Segment Open

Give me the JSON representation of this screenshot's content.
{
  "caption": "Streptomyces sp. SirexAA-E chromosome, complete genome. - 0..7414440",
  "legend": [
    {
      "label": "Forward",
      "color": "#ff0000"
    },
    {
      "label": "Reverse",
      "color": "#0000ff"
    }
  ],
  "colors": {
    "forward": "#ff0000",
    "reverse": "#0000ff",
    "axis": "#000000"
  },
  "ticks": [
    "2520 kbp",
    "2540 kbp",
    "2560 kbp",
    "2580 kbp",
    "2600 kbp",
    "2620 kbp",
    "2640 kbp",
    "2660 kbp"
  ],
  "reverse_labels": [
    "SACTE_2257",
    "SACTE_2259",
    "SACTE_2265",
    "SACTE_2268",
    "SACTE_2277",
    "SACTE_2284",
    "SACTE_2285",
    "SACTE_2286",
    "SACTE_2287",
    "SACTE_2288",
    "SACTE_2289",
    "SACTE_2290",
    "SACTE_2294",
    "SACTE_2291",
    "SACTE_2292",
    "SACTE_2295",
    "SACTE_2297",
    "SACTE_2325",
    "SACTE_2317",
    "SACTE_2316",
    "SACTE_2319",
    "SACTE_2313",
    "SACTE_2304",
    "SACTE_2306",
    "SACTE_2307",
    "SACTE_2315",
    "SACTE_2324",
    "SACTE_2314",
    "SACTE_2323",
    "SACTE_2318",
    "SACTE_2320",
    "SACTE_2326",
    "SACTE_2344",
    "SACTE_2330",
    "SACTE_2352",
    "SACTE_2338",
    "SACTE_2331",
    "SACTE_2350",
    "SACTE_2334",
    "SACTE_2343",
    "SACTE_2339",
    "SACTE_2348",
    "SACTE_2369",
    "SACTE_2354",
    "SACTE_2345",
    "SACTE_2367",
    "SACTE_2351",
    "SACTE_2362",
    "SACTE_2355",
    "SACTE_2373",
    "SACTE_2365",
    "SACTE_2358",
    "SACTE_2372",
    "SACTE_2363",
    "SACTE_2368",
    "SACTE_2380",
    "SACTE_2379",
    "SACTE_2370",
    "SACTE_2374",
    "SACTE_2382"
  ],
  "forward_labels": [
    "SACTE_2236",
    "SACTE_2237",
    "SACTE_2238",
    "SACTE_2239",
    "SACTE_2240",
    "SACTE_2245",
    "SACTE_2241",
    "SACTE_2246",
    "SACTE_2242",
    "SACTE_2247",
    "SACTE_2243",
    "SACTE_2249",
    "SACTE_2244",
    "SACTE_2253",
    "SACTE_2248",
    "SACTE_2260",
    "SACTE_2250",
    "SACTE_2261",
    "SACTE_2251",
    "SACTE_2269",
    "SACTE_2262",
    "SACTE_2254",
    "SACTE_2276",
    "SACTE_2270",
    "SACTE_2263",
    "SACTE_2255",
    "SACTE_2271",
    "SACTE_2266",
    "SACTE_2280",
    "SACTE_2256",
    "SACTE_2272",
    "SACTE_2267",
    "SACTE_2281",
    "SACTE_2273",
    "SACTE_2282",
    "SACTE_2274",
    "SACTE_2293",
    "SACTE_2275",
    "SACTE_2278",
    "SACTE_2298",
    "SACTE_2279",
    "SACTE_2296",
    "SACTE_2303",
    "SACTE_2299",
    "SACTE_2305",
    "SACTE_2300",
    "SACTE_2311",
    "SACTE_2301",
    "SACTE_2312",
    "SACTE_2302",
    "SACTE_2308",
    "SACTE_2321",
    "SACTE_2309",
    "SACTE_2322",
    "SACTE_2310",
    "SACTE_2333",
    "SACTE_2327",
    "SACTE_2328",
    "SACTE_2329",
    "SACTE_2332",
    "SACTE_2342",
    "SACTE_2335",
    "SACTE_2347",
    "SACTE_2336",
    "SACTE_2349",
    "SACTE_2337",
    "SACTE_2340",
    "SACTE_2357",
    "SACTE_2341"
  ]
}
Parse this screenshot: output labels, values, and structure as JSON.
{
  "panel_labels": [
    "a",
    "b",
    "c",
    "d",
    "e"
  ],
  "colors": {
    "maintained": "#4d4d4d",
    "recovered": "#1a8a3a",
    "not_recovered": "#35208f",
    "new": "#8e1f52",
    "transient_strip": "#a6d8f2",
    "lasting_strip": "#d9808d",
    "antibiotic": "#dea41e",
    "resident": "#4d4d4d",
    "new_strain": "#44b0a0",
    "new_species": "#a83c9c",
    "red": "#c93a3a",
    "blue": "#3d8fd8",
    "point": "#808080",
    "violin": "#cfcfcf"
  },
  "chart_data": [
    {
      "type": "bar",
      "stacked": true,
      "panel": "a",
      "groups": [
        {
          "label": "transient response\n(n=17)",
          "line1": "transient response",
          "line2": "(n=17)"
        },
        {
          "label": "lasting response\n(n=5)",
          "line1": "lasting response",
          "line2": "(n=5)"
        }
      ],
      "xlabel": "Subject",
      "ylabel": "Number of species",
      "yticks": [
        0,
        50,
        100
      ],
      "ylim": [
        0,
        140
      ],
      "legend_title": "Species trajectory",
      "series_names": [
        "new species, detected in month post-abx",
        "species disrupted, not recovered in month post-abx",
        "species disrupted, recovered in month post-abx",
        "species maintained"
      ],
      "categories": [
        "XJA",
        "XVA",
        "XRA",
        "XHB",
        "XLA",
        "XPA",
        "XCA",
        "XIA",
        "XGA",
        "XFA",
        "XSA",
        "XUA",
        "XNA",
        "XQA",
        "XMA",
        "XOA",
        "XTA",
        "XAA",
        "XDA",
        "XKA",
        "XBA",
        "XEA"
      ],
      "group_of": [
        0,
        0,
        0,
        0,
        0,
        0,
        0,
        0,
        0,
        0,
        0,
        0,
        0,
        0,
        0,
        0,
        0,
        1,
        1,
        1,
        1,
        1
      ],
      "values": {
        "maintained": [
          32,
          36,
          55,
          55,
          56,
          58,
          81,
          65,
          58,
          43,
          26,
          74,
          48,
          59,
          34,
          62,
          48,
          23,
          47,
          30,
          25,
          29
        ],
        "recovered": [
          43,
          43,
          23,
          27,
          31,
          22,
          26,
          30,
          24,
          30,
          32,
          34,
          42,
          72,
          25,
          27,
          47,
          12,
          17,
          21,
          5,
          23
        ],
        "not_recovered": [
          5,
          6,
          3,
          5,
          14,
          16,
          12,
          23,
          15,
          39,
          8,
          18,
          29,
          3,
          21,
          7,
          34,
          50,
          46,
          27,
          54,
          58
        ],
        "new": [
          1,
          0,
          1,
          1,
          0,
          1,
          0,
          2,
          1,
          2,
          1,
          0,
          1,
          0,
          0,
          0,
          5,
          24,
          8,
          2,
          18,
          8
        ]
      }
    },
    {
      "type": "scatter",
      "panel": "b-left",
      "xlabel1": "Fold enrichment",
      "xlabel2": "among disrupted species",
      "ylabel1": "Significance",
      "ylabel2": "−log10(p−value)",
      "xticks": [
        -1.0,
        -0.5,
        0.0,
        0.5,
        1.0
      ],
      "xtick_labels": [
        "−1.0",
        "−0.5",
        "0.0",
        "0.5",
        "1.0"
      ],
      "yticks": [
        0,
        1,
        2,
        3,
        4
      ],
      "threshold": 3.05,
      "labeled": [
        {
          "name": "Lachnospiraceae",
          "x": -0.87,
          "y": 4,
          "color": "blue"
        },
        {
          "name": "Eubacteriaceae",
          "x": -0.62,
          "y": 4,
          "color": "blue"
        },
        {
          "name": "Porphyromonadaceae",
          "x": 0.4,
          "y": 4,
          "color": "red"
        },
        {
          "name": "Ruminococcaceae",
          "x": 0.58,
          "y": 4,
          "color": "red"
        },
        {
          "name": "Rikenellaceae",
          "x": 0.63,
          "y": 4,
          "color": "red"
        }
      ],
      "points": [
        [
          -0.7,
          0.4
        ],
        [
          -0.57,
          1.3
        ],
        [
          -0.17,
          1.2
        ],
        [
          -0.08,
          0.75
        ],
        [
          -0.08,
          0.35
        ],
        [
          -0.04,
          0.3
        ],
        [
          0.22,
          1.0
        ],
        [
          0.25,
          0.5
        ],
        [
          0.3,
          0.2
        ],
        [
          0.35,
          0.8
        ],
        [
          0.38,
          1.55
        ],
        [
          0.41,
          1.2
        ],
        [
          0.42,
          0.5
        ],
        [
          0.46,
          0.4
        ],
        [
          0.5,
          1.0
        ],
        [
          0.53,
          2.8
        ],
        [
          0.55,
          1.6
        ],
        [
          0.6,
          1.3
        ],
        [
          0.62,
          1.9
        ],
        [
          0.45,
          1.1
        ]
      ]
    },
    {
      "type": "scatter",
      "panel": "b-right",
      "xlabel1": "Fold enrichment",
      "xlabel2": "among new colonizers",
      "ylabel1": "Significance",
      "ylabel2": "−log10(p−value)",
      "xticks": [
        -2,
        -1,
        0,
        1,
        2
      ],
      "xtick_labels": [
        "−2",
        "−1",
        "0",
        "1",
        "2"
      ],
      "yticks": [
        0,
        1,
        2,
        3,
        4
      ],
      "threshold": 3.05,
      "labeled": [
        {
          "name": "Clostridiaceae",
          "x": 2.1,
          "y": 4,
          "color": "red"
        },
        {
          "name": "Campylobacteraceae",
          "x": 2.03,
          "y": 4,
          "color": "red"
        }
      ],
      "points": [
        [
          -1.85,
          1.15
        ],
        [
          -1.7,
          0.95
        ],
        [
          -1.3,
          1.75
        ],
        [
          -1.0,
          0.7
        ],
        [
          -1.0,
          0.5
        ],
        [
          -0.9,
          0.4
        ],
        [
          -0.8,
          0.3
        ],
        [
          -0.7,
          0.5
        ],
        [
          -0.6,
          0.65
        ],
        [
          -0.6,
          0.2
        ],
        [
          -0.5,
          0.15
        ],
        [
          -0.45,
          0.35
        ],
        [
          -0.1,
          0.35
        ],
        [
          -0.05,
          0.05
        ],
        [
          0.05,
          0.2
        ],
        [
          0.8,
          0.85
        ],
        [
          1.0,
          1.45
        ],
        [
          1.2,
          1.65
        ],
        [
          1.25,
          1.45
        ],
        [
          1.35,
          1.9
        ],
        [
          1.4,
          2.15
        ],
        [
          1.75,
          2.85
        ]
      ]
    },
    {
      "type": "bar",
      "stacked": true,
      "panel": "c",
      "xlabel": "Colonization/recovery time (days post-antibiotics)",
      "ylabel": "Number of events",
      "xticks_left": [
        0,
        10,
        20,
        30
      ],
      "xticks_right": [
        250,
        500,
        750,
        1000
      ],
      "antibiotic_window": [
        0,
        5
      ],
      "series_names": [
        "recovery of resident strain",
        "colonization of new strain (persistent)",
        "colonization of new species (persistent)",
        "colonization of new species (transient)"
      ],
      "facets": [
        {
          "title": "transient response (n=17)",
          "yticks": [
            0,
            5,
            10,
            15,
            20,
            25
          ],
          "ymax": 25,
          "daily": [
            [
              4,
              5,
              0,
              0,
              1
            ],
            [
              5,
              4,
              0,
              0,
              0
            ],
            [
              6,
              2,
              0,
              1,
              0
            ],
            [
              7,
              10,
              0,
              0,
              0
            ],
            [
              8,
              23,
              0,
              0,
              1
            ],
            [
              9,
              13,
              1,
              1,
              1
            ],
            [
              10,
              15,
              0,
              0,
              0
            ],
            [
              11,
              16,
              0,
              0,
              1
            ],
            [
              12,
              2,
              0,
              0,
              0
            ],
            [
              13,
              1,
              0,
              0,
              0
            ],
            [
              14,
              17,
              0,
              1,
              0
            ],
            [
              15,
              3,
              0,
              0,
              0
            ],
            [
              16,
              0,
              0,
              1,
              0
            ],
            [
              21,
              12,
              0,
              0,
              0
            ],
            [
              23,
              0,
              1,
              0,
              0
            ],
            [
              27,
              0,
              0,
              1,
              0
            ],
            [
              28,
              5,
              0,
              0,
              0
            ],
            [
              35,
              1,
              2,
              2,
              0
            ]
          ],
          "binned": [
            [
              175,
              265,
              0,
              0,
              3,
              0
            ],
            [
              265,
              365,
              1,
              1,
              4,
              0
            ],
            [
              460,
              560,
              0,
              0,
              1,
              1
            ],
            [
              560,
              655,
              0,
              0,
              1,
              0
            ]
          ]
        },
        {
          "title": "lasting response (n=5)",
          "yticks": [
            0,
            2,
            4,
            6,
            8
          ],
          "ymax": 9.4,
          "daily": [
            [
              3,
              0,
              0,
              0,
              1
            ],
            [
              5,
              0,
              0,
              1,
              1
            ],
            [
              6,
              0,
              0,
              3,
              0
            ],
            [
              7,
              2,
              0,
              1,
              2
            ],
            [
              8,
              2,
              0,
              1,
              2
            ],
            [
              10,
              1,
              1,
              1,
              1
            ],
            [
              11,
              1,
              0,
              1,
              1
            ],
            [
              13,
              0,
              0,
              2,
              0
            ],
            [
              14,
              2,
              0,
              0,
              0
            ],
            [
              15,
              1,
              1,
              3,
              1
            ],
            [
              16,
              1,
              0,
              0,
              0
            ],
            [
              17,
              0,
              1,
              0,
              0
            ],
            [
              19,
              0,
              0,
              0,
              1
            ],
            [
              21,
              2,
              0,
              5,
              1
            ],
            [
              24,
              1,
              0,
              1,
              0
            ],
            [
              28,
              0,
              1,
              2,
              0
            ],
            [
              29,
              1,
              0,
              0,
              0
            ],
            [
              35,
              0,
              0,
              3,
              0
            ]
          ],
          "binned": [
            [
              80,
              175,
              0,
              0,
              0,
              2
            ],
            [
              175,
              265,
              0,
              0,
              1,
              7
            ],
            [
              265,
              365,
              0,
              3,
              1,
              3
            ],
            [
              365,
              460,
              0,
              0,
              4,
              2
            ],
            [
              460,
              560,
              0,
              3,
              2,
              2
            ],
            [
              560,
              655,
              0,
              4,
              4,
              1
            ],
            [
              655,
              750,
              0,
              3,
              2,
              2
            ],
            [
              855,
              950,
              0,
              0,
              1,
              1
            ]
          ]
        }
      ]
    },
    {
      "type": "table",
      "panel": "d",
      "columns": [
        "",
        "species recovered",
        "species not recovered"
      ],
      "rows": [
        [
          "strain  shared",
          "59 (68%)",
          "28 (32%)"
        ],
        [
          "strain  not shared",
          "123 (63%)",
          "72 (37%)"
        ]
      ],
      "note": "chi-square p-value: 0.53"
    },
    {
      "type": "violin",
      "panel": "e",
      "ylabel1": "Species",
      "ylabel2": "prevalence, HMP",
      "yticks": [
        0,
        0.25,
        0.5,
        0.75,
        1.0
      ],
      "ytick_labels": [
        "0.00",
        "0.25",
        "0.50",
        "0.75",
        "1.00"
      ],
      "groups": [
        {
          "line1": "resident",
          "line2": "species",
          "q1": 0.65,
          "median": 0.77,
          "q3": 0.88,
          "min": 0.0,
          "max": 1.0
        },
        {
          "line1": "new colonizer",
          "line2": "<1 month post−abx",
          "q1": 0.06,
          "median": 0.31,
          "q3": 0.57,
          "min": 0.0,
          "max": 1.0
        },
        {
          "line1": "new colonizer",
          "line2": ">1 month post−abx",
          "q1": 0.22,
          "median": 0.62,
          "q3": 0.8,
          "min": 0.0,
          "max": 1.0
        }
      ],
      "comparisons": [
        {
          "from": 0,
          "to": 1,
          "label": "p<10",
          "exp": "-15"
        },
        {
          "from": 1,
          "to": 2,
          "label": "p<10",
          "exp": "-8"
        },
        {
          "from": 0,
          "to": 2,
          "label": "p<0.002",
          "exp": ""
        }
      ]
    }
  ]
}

Segment Closed

*WHAT IS NEEDED*
Where does the word "maintained" appear in the records above? Return every line that holds it.

*RESULT OF THE TASK*
    "maintained": "#4d4d4d",
        "species maintained"
        "maintained": [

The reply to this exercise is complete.